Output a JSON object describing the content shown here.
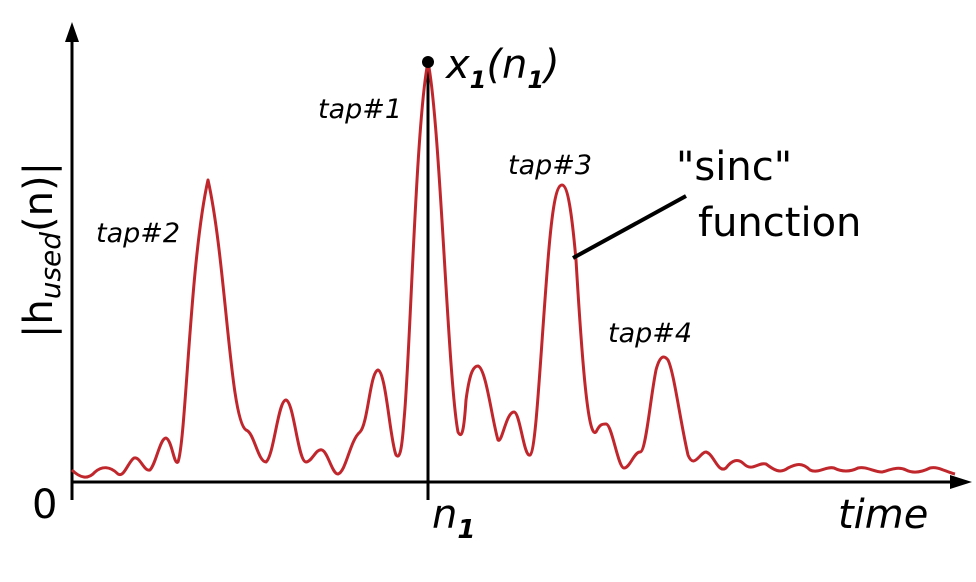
{
  "axes": {
    "y_label_main": "|h",
    "y_label_sub": "used",
    "y_label_tail": "(n)|",
    "origin": "0",
    "x_label": "time",
    "x_tick_main": "n",
    "x_tick_sub": "1"
  },
  "peak_label": {
    "main": "x",
    "sub1": "1",
    "open": "(n",
    "sub2": "1",
    "close": ")"
  },
  "taps": [
    "tap#1",
    "tap#2",
    "tap#3",
    "tap#4"
  ],
  "annotation": {
    "line1": "\"sinc\"",
    "line2": "function"
  },
  "colors": {
    "curve": "#c0272d",
    "axis": "#000000"
  }
}
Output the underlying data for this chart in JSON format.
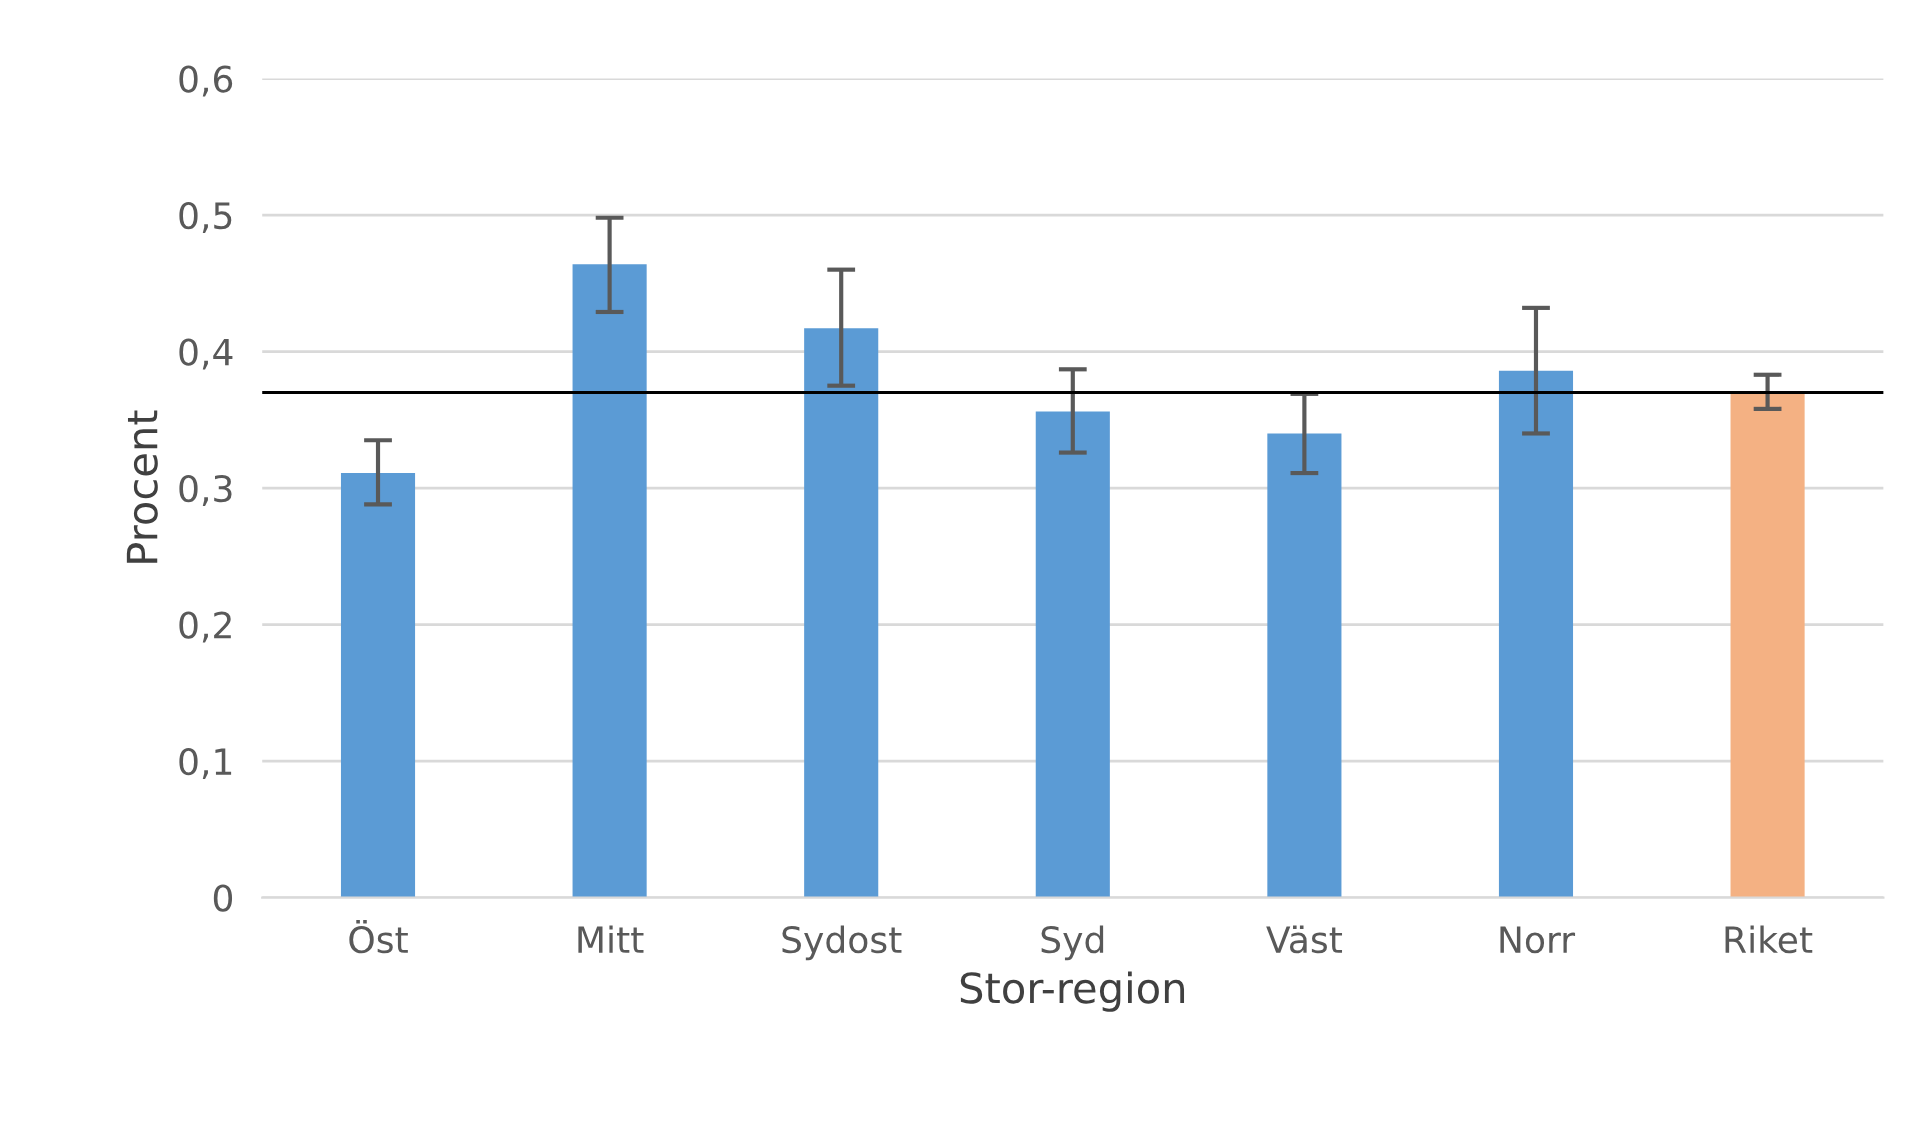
{
  "chart_data": {
    "type": "bar",
    "xlabel": "Stor-region",
    "ylabel": "Procent",
    "categories": [
      "Öst",
      "Mitt",
      "Sydost",
      "Syd",
      "Väst",
      "Norr",
      "Riket"
    ],
    "values": [
      0.311,
      0.464,
      0.417,
      0.356,
      0.34,
      0.386,
      0.371
    ],
    "colors": [
      "#5b9bd5",
      "#5b9bd5",
      "#5b9bd5",
      "#5b9bd5",
      "#5b9bd5",
      "#5b9bd5",
      "#f4b183"
    ],
    "errors": [
      [
        0.288,
        0.335
      ],
      [
        0.429,
        0.498
      ],
      [
        0.375,
        0.46
      ],
      [
        0.326,
        0.387
      ],
      [
        0.311,
        0.369
      ],
      [
        0.34,
        0.432
      ],
      [
        0.358,
        0.383
      ]
    ],
    "ylim": [
      0,
      0.6
    ],
    "yticks": [
      {
        "value": 0,
        "label": "0"
      },
      {
        "value": 0.1,
        "label": "0,1"
      },
      {
        "value": 0.2,
        "label": "0,2"
      },
      {
        "value": 0.3,
        "label": "0,3"
      },
      {
        "value": 0.4,
        "label": "0,4"
      },
      {
        "value": 0.5,
        "label": "0,5"
      },
      {
        "value": 0.6,
        "label": "0,6"
      }
    ],
    "grid": "y",
    "ref_lines": [
      {
        "axis": "y",
        "value": 0.37,
        "color": "#000000",
        "line_style": "solid"
      }
    ]
  }
}
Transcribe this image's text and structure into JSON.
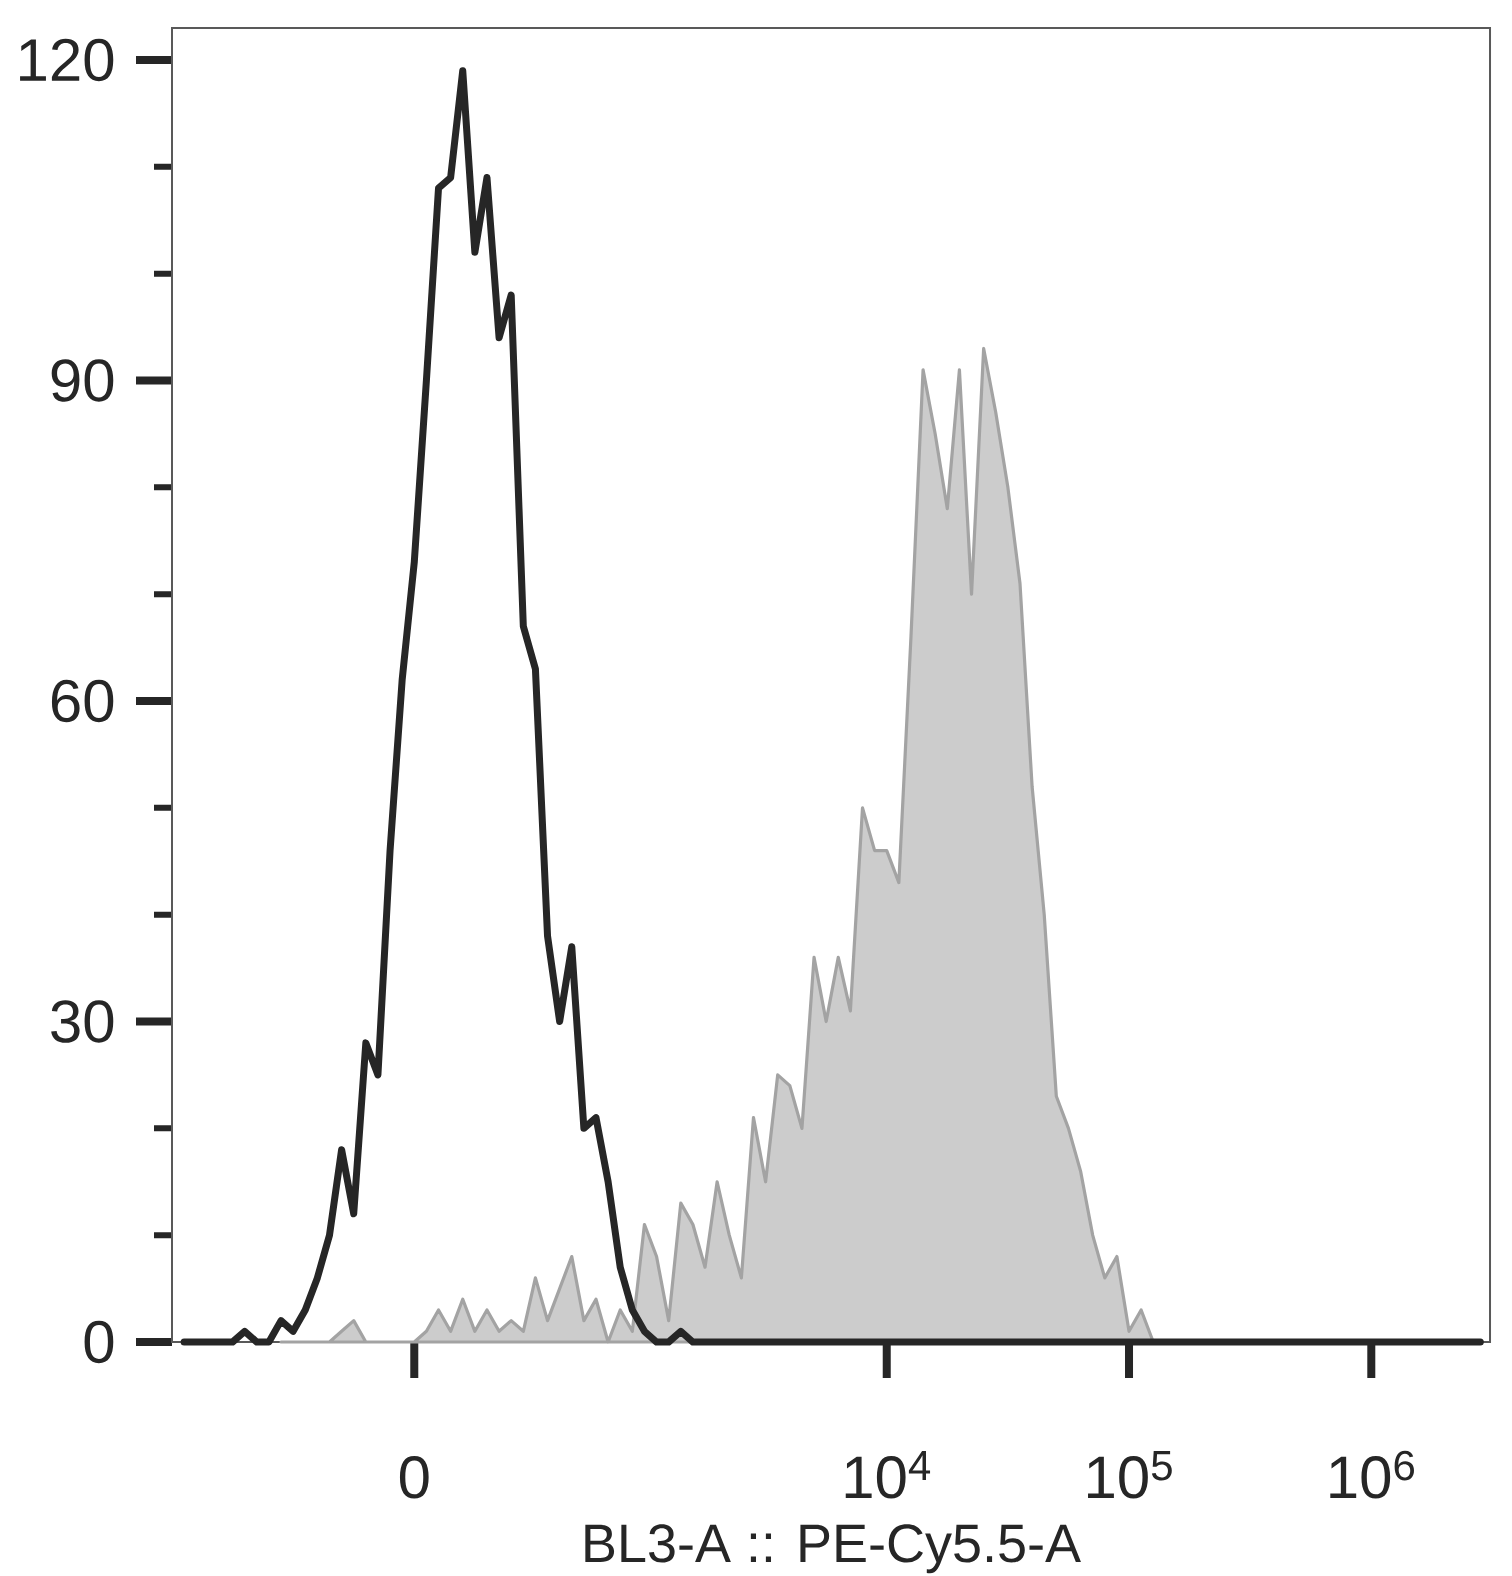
{
  "chart_data": {
    "type": "line",
    "xlabel": "BL3-A :: PE-Cy5.5-A",
    "categories": [
      null,
      null,
      null,
      null,
      null,
      null,
      null,
      null,
      null,
      null,
      null,
      null,
      null,
      null,
      null,
      null,
      null,
      null,
      null,
      "0",
      null,
      null,
      null,
      null,
      null,
      null,
      null,
      null,
      null,
      null,
      null,
      null,
      null,
      null,
      null,
      null,
      null,
      null,
      null,
      null,
      null,
      null,
      null,
      null,
      null,
      null,
      null,
      null,
      null,
      null,
      null,
      null,
      null,
      null,
      null,
      null,
      null,
      null,
      "10$^{4}$",
      null,
      null,
      null,
      null,
      null,
      null,
      null,
      null,
      null,
      null,
      null,
      null,
      null,
      null,
      null,
      null,
      null,
      null,
      null,
      "10$^{5}$",
      null,
      null,
      null,
      null,
      null,
      null,
      null,
      null,
      null,
      null,
      null,
      null,
      null,
      null,
      null,
      null,
      null,
      null,
      null,
      "10$^{6}$",
      null,
      null,
      null,
      null,
      null,
      null,
      null,
      null,
      null
    ],
    "ylim": [
      0,
      123
    ],
    "yticks": [
      0,
      {
        "value": 10,
        "label": null
      },
      {
        "value": 20,
        "label": null
      },
      30,
      {
        "value": 40,
        "label": null
      },
      {
        "value": 50,
        "label": null
      },
      60,
      {
        "value": 70,
        "label": null
      },
      {
        "value": 80,
        "label": null
      },
      90,
      {
        "value": 100,
        "label": null
      },
      {
        "value": 110,
        "label": null
      },
      120
    ],
    "series": [
      {
        "type": "area",
        "color": "#cccccc",
        "values": [
          null,
          null,
          null,
          null,
          null,
          null,
          null,
          null,
          0,
          0,
          0,
          0,
          0,
          1,
          2,
          0,
          0,
          0,
          0,
          0,
          1,
          3,
          1,
          4,
          1,
          3,
          1,
          2,
          1,
          6,
          2,
          5,
          8,
          2,
          4,
          0,
          3,
          1,
          11,
          8,
          2,
          13,
          11,
          7,
          15,
          10,
          6,
          21,
          15,
          25,
          24,
          20,
          36,
          30,
          36,
          31,
          50,
          46,
          46,
          43,
          66,
          91,
          85,
          78,
          91,
          70,
          93,
          87,
          80,
          71,
          52,
          40,
          23,
          20,
          16,
          10,
          6,
          8,
          1,
          3,
          0,
          null,
          null,
          null,
          null,
          null,
          null,
          null,
          null,
          null,
          null,
          null,
          null,
          null,
          null,
          null,
          null,
          null,
          null,
          null,
          null,
          null,
          null,
          null,
          null,
          null,
          null,
          null
        ]
      },
      {
        "color": "#262626",
        "values": [
          0,
          0,
          0,
          0,
          0,
          1,
          0,
          0,
          2,
          1,
          3,
          6,
          10,
          18,
          12,
          28,
          25,
          46,
          62,
          73,
          90,
          108,
          109,
          119,
          102,
          109,
          94,
          98,
          67,
          63,
          38,
          30,
          37,
          20,
          21,
          15,
          7,
          3,
          1,
          0,
          0,
          1,
          0,
          0,
          0,
          0,
          0,
          0,
          0,
          0,
          0,
          0,
          0,
          0,
          0,
          0,
          0,
          0,
          0,
          0,
          0,
          0,
          0,
          0,
          0,
          0,
          0,
          0,
          0,
          0,
          0,
          0,
          0,
          0,
          0,
          0,
          0,
          0,
          0,
          0,
          0,
          0,
          0,
          0,
          0,
          0,
          0,
          0,
          0,
          0,
          0,
          0,
          0,
          0,
          0,
          0,
          0,
          0,
          0,
          0,
          0,
          0,
          0,
          0,
          0,
          0,
          0,
          0
        ]
      }
    ]
  }
}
◇ ◇ ◇ ◇ ◇ ◇ ◇
■ Problem description:
Only a number is wanted: how many lines of the material above hold "JSON"?

■ Exercise result:
3